**Provided information**
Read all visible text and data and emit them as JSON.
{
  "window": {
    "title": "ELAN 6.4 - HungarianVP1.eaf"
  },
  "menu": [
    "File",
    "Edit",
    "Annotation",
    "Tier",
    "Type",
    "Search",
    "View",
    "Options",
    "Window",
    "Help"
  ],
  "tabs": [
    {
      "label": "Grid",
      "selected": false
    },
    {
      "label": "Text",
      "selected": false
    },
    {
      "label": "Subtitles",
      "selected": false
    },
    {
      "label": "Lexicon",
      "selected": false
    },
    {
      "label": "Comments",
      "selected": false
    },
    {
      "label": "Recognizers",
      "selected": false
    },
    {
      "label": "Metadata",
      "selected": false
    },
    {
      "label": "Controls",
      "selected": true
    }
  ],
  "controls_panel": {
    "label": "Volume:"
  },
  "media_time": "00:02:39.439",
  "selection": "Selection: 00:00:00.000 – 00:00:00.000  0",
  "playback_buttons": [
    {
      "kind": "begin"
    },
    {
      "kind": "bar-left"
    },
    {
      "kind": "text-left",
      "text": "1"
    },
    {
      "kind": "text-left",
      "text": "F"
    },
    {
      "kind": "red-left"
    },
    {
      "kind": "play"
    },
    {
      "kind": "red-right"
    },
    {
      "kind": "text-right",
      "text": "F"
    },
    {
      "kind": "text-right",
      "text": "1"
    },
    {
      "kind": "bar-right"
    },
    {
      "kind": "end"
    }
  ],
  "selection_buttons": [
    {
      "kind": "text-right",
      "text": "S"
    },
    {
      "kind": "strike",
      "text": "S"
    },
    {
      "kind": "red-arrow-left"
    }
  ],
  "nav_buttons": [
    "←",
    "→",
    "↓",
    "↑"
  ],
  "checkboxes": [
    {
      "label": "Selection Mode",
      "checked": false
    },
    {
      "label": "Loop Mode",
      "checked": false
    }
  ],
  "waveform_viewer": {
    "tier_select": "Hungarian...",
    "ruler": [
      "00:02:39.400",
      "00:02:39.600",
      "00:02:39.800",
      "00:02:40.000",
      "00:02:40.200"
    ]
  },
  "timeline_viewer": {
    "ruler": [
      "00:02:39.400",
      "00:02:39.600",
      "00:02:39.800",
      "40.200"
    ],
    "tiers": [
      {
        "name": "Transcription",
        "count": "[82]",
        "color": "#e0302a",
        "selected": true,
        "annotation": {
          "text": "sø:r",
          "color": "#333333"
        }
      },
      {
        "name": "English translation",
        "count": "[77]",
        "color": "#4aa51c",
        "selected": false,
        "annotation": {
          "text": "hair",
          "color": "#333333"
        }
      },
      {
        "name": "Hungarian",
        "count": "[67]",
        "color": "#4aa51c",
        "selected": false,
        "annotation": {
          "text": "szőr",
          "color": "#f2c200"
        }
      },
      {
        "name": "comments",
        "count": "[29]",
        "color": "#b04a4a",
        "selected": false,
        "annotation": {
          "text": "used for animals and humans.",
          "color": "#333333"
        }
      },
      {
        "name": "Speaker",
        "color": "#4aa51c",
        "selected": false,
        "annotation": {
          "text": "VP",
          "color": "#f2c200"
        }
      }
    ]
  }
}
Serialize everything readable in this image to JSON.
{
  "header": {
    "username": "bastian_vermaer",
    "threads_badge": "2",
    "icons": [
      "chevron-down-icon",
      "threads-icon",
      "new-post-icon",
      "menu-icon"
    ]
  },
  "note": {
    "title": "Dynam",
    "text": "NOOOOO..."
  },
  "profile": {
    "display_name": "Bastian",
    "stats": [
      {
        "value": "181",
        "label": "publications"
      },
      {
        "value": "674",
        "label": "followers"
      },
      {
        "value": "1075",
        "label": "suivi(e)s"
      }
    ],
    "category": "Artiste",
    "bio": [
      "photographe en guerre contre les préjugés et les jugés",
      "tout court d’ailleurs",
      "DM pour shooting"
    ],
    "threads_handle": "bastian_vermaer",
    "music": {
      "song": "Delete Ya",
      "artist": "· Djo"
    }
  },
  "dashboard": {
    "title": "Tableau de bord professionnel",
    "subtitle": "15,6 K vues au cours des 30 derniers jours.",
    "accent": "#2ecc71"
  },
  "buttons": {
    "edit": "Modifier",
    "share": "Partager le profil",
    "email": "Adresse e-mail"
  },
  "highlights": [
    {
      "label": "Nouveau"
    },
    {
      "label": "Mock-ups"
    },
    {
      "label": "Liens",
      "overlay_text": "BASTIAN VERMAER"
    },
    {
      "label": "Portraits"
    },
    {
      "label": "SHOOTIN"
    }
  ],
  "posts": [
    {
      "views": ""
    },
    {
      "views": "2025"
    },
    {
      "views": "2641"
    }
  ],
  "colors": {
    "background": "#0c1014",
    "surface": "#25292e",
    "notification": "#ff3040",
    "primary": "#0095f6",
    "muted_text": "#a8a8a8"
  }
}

**Requirement**
Reproduce each record exactly as it appears.

**Response to this task**
Read all visible text and data and emit them as JSON.
{
  "window": {
    "title": "ELAN 6.4 - HungarianVP1.eaf"
  },
  "menu": [
    "File",
    "Edit",
    "Annotation",
    "Tier",
    "Type",
    "Search",
    "View",
    "Options",
    "Window",
    "Help"
  ],
  "tabs": [
    {
      "label": "Grid",
      "selected": false
    },
    {
      "label": "Text",
      "selected": false
    },
    {
      "label": "Subtitles",
      "selected": false
    },
    {
      "label": "Lexicon",
      "selected": false
    },
    {
      "label": "Comments",
      "selected": false
    },
    {
      "label": "Recognizers",
      "selected": false
    },
    {
      "label": "Metadata",
      "selected": false
    },
    {
      "label": "Controls",
      "selected": true
    }
  ],
  "controls_panel": {
    "label": "Volume:"
  },
  "media_time": "00:02:39.439",
  "selection": "Selection: 00:00:00.000 – 00:00:00.000  0",
  "playback_buttons": [
    {
      "kind": "begin"
    },
    {
      "kind": "bar-left"
    },
    {
      "kind": "text-left",
      "text": "1"
    },
    {
      "kind": "text-left",
      "text": "F"
    },
    {
      "kind": "red-left"
    },
    {
      "kind": "play"
    },
    {
      "kind": "red-right"
    },
    {
      "kind": "text-right",
      "text": "F"
    },
    {
      "kind": "text-right",
      "text": "1"
    },
    {
      "kind": "bar-right"
    },
    {
      "kind": "end"
    }
  ],
  "selection_buttons": [
    {
      "kind": "text-right",
      "text": "S"
    },
    {
      "kind": "strike",
      "text": "S"
    },
    {
      "kind": "red-arrow-left"
    }
  ],
  "nav_buttons": [
    "←",
    "→",
    "↓",
    "↑"
  ],
  "checkboxes": [
    {
      "label": "Selection Mode",
      "checked": false
    },
    {
      "label": "Loop Mode",
      "checked": false
    }
  ],
  "waveform_viewer": {
    "tier_select": "Hungarian...",
    "ruler": [
      "00:02:39.400",
      "00:02:39.600",
      "00:02:39.800",
      "00:02:40.000",
      "00:02:40.200"
    ]
  },
  "timeline_viewer": {
    "ruler": [
      "00:02:39.400",
      "00:02:39.600",
      "00:02:39.800",
      "40.200"
    ],
    "tiers": [
      {
        "name": "Transcription",
        "count": "[82]",
        "color": "#e0302a",
        "selected": true,
        "annotation": {
          "text": "sø:r",
          "color": "#333333"
        }
      },
      {
        "name": "English translation",
        "count": "[77]",
        "color": "#4aa51c",
        "selected": false,
        "annotation": {
          "text": "hair",
          "color": "#333333"
        }
      },
      {
        "name": "Hungarian",
        "count": "[67]",
        "color": "#4aa51c",
        "selected": false,
        "annotation": {
          "text": "szőr",
          "color": "#f2c200"
        }
      },
      {
        "name": "comments",
        "count": "[29]",
        "color": "#b04a4a",
        "selected": false,
        "annotation": {
          "text": "used for animals and humans.",
          "color": "#333333"
        }
      },
      {
        "name": "Speaker",
        "color": "#4aa51c",
        "selected": false,
        "annotation": {
          "text": "VP",
          "color": "#f2c200"
        }
      }
    ]
  }
}
Serialize everything readable in this image to JSON.
{
  "header": {
    "username": "bastian_vermaer",
    "threads_badge": "2",
    "icons": [
      "chevron-down-icon",
      "threads-icon",
      "new-post-icon",
      "menu-icon"
    ]
  },
  "note": {
    "title": "Dynam",
    "text": "NOOOOO..."
  },
  "profile": {
    "display_name": "Bastian",
    "stats": [
      {
        "value": "181",
        "label": "publications"
      },
      {
        "value": "674",
        "label": "followers"
      },
      {
        "value": "1075",
        "label": "suivi(e)s"
      }
    ],
    "category": "Artiste",
    "bio": [
      "photographe en guerre contre les préjugés et les jugés",
      "tout court d’ailleurs",
      "DM pour shooting"
    ],
    "threads_handle": "bastian_vermaer",
    "music": {
      "song": "Delete Ya",
      "artist": "· Djo"
    }
  },
  "dashboard": {
    "title": "Tableau de bord professionnel",
    "subtitle": "15,6 K vues au cours des 30 derniers jours.",
    "accent": "#2ecc71"
  },
  "buttons": {
    "edit": "Modifier",
    "share": "Partager le profil",
    "email": "Adresse e-mail"
  },
  "highlights": [
    {
      "label": "Nouveau"
    },
    {
      "label": "Mock-ups"
    },
    {
      "label": "Liens",
      "overlay_text": "BASTIAN VERMAER"
    },
    {
      "label": "Portraits"
    },
    {
      "label": "SHOOTIN"
    }
  ],
  "posts": [
    {
      "views": ""
    },
    {
      "views": "2025"
    },
    {
      "views": "2641"
    }
  ],
  "colors": {
    "background": "#0c1014",
    "surface": "#25292e",
    "notification": "#ff3040",
    "primary": "#0095f6",
    "muted_text": "#a8a8a8"
  }
}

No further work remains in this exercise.